◆ STATED PROBLEM ◆
Can you quote exactly the stretch of lines from the one with "What text is on this page?" through the final line of the material, both ends included?
---
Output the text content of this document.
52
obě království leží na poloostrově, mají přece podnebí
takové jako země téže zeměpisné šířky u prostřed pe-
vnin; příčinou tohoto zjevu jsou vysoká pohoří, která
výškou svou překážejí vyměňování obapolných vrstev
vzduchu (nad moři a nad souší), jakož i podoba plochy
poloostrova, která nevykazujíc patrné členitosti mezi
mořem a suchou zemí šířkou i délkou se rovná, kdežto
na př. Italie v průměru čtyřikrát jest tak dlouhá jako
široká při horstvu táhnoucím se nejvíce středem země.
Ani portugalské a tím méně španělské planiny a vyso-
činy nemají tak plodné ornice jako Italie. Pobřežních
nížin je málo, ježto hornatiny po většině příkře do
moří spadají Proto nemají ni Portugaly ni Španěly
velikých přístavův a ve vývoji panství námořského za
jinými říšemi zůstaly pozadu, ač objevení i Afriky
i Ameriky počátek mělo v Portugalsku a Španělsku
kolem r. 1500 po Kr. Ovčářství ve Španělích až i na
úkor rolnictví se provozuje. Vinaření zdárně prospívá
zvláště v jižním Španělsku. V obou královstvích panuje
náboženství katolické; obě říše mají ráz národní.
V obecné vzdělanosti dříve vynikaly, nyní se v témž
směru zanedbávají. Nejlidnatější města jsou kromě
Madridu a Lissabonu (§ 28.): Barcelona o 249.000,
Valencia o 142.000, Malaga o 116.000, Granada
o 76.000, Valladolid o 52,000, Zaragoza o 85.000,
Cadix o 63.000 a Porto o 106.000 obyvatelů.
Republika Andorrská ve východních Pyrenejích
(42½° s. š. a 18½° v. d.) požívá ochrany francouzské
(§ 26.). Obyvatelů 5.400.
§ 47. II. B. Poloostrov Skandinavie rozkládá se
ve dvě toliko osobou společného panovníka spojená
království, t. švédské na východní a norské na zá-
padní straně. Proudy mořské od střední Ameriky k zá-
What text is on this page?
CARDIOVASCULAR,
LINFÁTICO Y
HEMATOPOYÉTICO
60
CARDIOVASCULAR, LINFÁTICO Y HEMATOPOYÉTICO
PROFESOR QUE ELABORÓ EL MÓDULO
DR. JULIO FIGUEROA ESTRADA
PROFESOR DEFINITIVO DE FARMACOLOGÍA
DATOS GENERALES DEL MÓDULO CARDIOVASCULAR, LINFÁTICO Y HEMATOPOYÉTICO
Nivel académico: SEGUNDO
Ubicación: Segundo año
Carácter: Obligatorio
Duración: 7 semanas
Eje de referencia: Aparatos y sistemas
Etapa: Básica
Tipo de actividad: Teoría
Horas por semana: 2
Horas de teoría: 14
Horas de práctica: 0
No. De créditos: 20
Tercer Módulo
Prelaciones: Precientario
---
◆ OUTPUT FOR THIS EXERCISE ◆
What text is on this page?
CARDIOVASCULAR,
LINFÁTICO Y
HEMATOPOYÉTICO
60
CARDIOVASCULAR, LINFÁTICO Y HEMATOPOYÉTICO
PROFESOR QUE ELABORÓ EL MÓDULO
DR. JULIO FIGUEROA ESTRADA
PROFESOR DEFINITIVO DE FARMACOLOGÍA
DATOS GENERALES DEL MÓDULO CARDIOVASCULAR, LINFÁTICO Y HEMATOPOYÉTICO
Nivel académico: SEGUNDO
Ubicación: Segundo año
Carácter: Obligatorio
Duración: 7 semanas
Eje de referencia: Aparatos y sistemas
Etapa: Básica
Tipo de actividad: Teoría
Horas por semana: 2
Horas de teoría: 14
Horas de práctica: 0
No. De créditos: 20
Tercer Módulo
Prelaciones: Precientario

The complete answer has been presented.